Dataset records
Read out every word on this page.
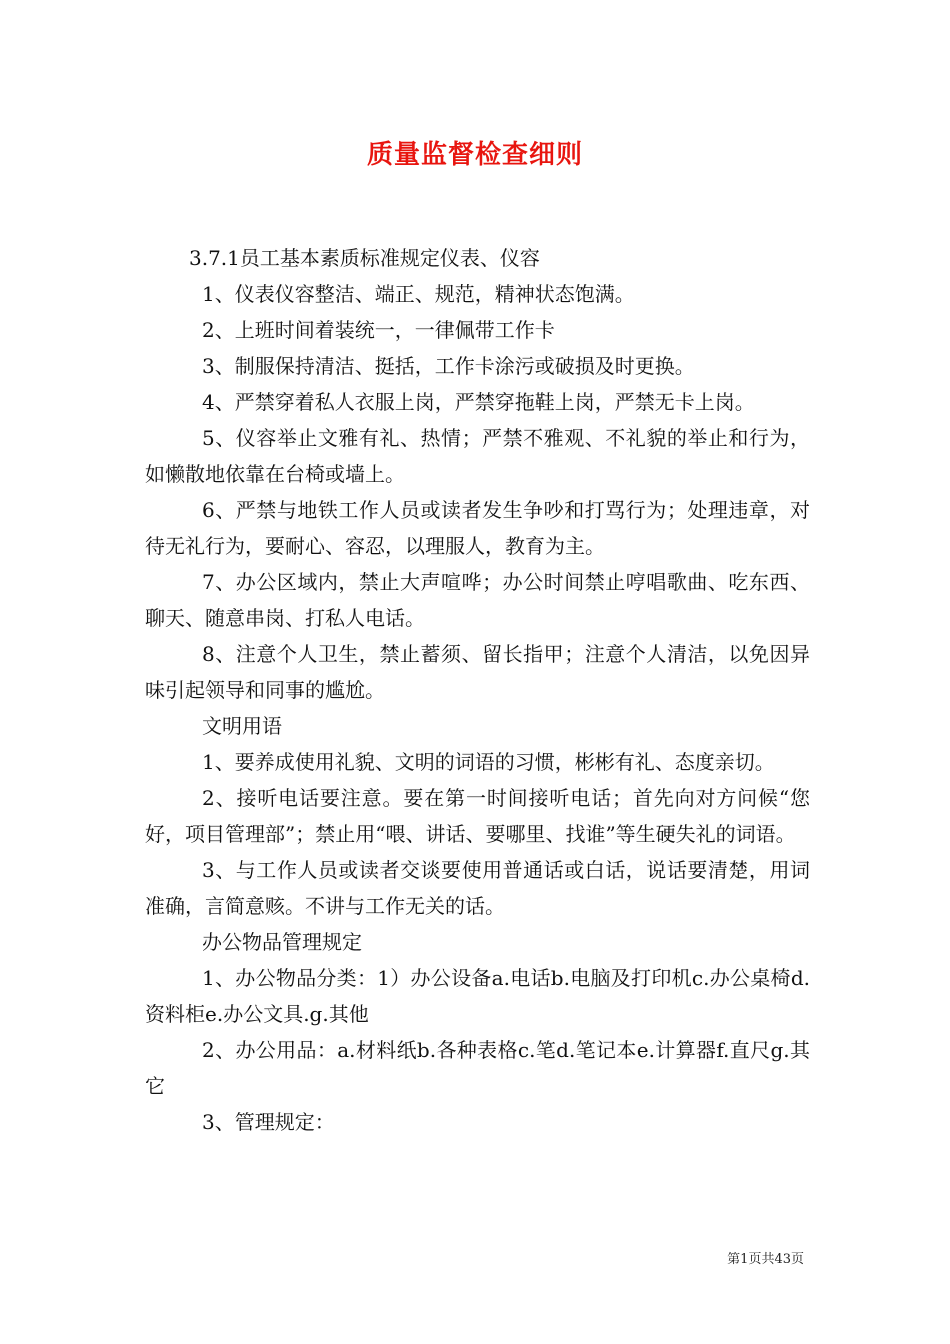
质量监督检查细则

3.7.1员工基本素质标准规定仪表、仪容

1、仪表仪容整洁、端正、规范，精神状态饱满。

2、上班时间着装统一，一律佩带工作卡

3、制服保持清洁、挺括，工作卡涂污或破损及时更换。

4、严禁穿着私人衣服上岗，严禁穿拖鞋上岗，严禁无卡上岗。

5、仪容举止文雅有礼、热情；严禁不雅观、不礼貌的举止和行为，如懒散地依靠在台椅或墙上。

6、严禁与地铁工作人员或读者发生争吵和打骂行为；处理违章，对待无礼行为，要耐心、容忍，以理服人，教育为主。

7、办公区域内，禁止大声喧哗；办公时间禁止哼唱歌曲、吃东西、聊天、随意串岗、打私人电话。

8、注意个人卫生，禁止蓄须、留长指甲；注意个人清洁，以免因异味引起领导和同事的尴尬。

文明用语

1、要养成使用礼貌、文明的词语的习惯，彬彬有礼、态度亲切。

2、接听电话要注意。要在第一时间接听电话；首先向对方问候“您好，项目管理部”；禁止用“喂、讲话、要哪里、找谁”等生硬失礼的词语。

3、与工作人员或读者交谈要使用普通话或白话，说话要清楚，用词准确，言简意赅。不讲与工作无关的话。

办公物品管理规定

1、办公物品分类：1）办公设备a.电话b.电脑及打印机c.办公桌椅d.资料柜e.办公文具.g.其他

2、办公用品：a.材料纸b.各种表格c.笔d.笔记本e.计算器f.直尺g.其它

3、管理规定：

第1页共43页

* * *

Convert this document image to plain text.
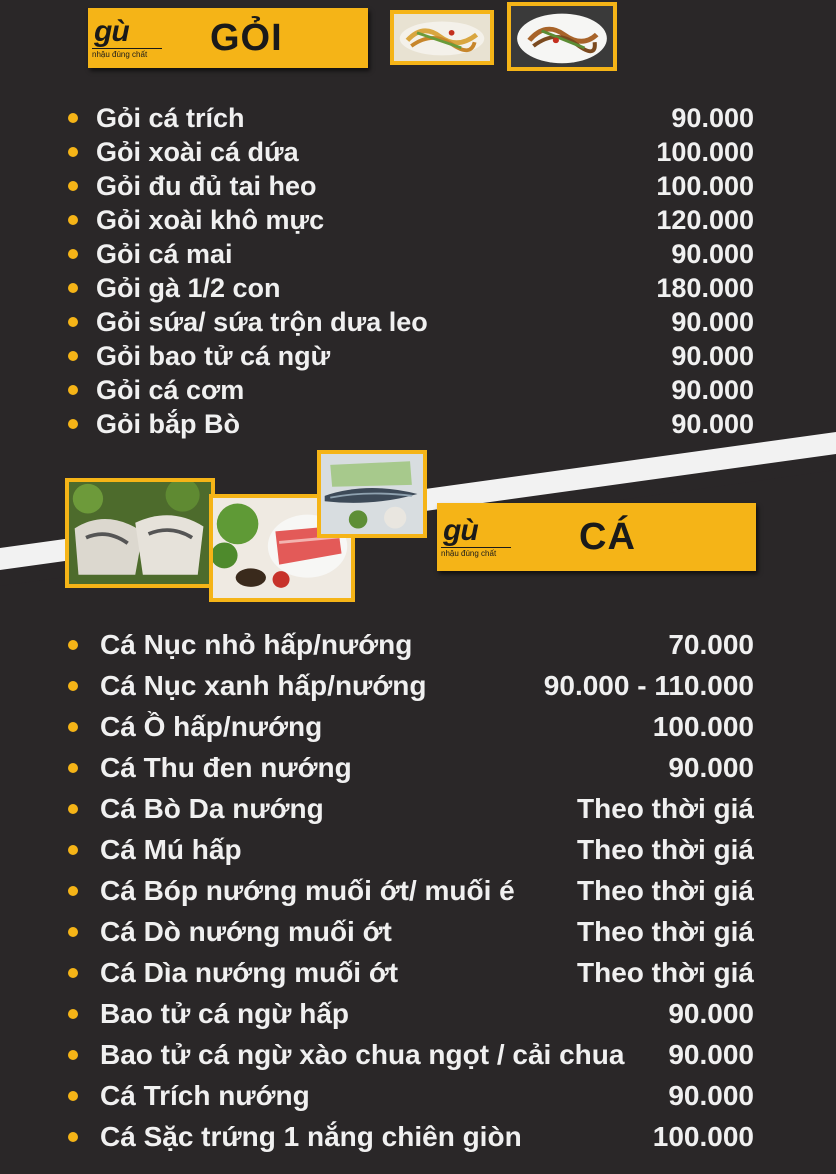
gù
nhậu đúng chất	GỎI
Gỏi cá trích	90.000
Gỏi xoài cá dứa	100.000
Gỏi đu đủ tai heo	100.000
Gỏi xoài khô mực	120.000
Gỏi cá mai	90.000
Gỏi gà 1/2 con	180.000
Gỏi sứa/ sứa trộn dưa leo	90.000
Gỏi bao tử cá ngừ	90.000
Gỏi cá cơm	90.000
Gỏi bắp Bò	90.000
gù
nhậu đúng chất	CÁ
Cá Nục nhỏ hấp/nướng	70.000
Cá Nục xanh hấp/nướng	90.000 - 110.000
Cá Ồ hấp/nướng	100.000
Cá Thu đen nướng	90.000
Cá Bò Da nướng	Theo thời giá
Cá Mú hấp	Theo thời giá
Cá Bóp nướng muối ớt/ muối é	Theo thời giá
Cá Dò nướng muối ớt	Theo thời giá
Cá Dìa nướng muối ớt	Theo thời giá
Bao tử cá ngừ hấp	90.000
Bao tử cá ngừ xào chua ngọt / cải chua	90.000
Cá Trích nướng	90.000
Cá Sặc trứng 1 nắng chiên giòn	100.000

Required work
List each line of the entries that holds the string "xoài".

Written response
Gỏi xoài cá dứa	100.000
Gỏi xoài khô mực	120.000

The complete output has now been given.